PASSAGE
- - - -

Monday, November 30, 2009

Seven Reasons Martha Coakley Will Never Get Our Vote

We've had several opportunities over the last ten years to not vote for Martha Coakley. Another is coming up in the Democratic primary to fill Ted Kennedy's Senate seat on Tuesday, December 8. Our reasons:

(1) The Louise Woodward case, in which a young British girl working as an au pair in a suburban Boston home was charged and convicted of second degree murder in the death of an infant, only to have the judge in the case reduce the conviction to manslaughter and sentence her to time served awaiting trial. The prosecution medical expert later recanted the crucial piece of testimony, that the inured happened while the infant was in her care: “The science we have today could, in fact, have exonerated Louise. There is certainly, in retrospect, reasonable doubt." This was the case that brought Martha Coakley to the public eye.

(2) The Fells Acres day care case, which was documented by both the conservative business newspaper The Wall Street Journal and the liberal magazine The Nation to be a grave miscarriage of justice. After lengthy interrogations including use of Sesame Street puppets, pre-schoolers at the family-run day care center were led to describe being raped with knives, sticks, forks, and magic wands; assaulted by a bad clown in a secret or magic room; forced to drink urine; tied naked to a tree; and many other acts. Martha Coakley may not have been involved in the original case, but one commentator has described her as a "very, very good soldier who showed she would do anything to preserve this horrendous assault on justice."

- - - -

RECORDED INFORMATION
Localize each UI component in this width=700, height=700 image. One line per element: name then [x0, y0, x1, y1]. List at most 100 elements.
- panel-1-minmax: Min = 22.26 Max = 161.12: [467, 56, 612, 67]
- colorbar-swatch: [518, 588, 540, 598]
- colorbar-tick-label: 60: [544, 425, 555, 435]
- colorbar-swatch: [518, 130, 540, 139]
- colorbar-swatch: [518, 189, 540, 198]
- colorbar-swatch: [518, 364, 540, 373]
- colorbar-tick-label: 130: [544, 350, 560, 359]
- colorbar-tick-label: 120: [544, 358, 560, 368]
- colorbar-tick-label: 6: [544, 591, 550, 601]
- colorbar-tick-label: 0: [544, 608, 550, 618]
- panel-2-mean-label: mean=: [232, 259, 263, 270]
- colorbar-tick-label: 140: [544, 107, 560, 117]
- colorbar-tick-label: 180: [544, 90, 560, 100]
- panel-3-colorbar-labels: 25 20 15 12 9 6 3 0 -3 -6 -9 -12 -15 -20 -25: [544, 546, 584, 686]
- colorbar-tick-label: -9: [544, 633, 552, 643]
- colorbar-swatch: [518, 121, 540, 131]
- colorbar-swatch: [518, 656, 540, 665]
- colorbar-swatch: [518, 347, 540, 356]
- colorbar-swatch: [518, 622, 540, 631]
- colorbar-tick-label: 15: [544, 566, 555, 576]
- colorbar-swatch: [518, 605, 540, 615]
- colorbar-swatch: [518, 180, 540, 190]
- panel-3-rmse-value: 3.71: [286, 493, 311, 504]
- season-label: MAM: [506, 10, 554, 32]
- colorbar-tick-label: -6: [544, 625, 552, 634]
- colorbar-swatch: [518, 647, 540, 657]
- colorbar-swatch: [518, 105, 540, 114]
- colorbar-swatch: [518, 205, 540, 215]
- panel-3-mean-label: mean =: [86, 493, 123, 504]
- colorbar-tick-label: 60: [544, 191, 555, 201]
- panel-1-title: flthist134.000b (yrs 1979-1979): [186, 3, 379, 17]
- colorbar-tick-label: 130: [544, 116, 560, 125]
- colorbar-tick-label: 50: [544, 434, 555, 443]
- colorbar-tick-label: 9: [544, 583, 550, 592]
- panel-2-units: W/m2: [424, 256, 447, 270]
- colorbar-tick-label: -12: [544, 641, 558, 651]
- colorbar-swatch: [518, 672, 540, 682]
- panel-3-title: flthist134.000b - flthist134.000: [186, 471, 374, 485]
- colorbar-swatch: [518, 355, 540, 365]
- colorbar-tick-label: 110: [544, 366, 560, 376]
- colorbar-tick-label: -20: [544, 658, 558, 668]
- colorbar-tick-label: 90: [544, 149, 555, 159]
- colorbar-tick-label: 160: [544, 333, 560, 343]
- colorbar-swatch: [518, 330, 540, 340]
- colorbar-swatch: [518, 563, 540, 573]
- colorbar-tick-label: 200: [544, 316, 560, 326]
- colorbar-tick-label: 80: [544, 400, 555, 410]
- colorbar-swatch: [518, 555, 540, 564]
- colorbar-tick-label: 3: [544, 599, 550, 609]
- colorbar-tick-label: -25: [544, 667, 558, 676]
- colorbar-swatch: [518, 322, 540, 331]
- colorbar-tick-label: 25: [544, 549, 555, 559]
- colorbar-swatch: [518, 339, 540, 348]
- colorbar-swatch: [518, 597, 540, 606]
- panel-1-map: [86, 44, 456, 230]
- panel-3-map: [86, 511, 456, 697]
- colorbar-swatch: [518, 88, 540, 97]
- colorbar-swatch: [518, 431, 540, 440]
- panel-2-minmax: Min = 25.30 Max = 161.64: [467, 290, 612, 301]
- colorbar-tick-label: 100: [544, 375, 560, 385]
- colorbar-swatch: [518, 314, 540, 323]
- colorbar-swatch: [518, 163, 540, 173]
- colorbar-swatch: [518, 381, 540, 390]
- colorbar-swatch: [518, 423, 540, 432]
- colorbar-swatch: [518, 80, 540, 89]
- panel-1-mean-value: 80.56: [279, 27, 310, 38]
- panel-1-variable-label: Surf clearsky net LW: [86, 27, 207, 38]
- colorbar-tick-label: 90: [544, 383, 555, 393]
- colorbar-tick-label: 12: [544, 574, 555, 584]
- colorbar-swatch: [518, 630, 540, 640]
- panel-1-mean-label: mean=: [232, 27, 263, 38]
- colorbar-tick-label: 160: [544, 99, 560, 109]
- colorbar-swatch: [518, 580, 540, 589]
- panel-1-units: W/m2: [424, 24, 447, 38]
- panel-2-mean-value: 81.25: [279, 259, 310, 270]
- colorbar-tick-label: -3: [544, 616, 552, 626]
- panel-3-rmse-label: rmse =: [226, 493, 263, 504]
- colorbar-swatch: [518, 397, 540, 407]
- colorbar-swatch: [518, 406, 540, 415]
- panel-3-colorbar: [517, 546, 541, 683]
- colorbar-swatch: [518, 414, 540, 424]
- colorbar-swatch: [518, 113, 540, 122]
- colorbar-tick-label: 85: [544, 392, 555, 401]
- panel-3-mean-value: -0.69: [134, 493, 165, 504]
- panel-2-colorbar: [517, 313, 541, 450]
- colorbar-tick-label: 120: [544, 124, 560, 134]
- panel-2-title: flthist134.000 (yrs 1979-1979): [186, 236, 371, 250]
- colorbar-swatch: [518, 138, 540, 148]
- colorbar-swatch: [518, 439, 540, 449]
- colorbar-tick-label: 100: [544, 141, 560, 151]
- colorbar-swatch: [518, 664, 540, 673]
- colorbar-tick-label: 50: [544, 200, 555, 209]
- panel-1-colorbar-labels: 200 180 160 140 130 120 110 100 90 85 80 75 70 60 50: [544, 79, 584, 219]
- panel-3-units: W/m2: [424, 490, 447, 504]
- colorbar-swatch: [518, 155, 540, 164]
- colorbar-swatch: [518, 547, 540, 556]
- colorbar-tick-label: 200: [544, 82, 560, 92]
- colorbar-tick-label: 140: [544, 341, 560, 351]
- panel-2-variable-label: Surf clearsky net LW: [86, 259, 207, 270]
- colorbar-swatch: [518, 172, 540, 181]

- - - -

REQUIREMENT
Copy out the entire post about Martha Coakley word for word, from its date line through the end of the second reason.

RESPONSE TO THE TASK
Monday, November 30, 2009

Seven Reasons Martha Coakley Will Never Get Our Vote

We've had several opportunities over the last ten years to not vote for Martha Coakley. Another is coming up in the Democratic primary to fill Ted Kennedy's Senate seat on Tuesday, December 8. Our reasons:

(1) The Louise Woodward case, in which a young British girl working as an au pair in a suburban Boston home was charged and convicted of second degree murder in the death of an infant, only to have the judge in the case reduce the conviction to manslaughter and sentence her to time served awaiting trial. The prosecution medical expert later recanted the crucial piece of testimony, that the inured happened while the infant was in her care: “The science we have today could, in fact, have exonerated Louise. There is certainly, in retrospect, reasonable doubt." This was the case that brought Martha Coakley to the public eye.

(2) The Fells Acres day care case, which was documented by both the conservative business newspaper The Wall Street Journal and the liberal magazine The Nation to be a grave miscarriage of justice. After lengthy interrogations including use of Sesame Street puppets, pre-schoolers at the family-run day care center were led to describe being raped with knives, sticks, forks, and magic wands; assaulted by a bad clown in a secret or magic room; forced to drink urine; tied naked to a tree; and many other acts. Martha Coakley may not have been involved in the original case, but one commentator has described her as a "very, very good soldier who showed she would do anything to preserve this horrendous assault on justice."